Select all lines holding the word "Masa" from the entries that follow.

## DATA IN THIS EXERCISE
_ _ _ _ _
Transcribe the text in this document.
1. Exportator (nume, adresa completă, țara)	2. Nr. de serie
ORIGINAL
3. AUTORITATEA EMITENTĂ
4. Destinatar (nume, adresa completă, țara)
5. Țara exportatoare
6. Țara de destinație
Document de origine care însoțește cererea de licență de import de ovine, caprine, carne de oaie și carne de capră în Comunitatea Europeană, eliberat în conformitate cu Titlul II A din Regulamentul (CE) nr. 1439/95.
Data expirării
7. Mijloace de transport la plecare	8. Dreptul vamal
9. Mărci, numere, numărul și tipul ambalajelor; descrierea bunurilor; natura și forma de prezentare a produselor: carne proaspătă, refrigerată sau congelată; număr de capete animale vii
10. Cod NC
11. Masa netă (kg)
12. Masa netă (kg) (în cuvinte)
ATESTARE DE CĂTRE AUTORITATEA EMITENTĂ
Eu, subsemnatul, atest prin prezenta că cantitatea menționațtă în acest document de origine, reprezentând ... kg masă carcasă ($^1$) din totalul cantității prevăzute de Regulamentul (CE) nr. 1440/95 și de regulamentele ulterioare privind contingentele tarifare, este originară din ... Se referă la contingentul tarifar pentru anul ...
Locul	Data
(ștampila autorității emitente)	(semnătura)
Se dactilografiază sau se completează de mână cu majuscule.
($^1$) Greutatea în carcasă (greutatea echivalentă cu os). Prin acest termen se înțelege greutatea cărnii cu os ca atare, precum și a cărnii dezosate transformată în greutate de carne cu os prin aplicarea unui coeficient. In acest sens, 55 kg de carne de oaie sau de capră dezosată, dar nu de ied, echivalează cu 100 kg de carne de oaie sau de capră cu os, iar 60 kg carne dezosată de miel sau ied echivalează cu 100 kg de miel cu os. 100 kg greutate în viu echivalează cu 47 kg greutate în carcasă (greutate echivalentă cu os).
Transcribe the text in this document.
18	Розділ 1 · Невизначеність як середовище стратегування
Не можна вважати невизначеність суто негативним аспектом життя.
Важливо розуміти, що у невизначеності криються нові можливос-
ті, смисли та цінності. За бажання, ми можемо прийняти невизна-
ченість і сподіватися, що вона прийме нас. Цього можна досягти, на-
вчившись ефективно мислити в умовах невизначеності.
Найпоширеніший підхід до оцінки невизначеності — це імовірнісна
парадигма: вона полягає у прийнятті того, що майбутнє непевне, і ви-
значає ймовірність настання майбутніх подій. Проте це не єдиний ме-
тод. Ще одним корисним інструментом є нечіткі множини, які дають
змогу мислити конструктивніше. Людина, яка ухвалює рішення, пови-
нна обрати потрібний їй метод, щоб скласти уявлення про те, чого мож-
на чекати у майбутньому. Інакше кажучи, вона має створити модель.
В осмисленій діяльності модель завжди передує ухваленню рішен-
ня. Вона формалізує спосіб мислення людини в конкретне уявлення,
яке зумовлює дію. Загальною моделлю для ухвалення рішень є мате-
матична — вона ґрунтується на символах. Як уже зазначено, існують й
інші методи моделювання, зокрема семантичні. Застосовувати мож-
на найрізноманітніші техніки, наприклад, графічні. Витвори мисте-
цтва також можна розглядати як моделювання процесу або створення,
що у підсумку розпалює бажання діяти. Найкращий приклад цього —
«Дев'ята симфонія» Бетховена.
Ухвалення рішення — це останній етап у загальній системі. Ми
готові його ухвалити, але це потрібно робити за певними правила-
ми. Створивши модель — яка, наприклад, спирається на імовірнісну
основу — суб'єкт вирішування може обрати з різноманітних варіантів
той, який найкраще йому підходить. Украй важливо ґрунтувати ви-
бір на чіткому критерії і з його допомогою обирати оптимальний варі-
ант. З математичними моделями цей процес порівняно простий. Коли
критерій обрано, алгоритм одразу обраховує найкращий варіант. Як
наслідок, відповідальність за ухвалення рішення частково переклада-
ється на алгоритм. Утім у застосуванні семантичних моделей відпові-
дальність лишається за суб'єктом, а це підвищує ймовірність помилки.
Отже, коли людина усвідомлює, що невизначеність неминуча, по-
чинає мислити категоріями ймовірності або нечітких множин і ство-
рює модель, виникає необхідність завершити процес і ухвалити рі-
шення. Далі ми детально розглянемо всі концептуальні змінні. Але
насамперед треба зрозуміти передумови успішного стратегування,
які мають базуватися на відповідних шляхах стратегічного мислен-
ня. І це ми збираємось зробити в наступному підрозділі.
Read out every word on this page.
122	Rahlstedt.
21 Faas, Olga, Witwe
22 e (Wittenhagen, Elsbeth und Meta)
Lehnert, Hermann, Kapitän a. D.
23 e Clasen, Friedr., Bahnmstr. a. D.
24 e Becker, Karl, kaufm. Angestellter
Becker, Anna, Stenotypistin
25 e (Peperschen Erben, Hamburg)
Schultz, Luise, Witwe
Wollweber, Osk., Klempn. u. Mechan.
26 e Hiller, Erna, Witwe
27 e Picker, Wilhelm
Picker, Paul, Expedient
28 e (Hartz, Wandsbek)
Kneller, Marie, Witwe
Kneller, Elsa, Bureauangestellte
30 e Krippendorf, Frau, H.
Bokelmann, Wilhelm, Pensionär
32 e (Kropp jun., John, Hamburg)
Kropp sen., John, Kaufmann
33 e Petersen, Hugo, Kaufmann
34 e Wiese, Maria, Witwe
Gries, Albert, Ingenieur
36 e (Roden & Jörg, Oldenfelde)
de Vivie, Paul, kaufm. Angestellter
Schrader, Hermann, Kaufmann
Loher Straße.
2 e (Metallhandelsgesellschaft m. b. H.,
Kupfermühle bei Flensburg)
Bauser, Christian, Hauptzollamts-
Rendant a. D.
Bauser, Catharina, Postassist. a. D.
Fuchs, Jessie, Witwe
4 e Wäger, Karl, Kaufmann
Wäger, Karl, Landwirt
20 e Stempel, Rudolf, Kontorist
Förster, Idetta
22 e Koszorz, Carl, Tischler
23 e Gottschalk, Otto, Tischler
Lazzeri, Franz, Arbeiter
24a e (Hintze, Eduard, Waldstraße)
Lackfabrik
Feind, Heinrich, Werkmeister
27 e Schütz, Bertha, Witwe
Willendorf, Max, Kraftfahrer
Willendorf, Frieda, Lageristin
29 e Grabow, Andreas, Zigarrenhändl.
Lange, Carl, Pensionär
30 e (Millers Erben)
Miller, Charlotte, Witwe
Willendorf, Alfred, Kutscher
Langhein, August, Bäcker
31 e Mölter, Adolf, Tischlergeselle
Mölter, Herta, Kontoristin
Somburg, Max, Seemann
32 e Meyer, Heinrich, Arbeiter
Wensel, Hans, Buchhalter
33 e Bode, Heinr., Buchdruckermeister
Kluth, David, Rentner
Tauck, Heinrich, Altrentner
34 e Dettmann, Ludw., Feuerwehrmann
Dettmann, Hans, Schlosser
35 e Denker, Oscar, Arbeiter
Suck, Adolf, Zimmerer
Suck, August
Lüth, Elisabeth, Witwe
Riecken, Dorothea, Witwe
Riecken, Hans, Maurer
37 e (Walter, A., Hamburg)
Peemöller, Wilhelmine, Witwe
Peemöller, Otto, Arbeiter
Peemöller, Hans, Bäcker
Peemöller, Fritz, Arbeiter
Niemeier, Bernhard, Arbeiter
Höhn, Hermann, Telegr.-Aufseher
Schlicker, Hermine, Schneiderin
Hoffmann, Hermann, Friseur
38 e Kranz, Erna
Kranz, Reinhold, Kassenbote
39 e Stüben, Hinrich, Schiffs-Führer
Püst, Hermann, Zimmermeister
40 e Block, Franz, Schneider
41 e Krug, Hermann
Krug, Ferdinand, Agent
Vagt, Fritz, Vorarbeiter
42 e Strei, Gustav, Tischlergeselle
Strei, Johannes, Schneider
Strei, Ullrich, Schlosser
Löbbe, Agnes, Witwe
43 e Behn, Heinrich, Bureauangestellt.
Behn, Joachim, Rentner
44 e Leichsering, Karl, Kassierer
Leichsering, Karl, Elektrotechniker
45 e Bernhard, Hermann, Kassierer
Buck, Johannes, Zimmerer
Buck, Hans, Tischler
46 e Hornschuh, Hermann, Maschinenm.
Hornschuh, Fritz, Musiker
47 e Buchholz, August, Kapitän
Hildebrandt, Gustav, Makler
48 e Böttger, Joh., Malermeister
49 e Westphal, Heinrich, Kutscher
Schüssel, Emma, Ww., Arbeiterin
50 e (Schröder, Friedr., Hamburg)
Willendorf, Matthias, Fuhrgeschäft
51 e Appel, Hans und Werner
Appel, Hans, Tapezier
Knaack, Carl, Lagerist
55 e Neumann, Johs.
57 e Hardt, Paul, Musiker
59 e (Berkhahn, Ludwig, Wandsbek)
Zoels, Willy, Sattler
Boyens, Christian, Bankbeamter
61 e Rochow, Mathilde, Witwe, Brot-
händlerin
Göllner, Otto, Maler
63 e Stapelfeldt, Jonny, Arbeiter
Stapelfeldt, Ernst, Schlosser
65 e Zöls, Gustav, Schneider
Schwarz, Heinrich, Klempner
_ _ _ _ _
## TASK OUTPUT
11. Masa netă (kg)
12. Masa netă (kg) (în cuvinte)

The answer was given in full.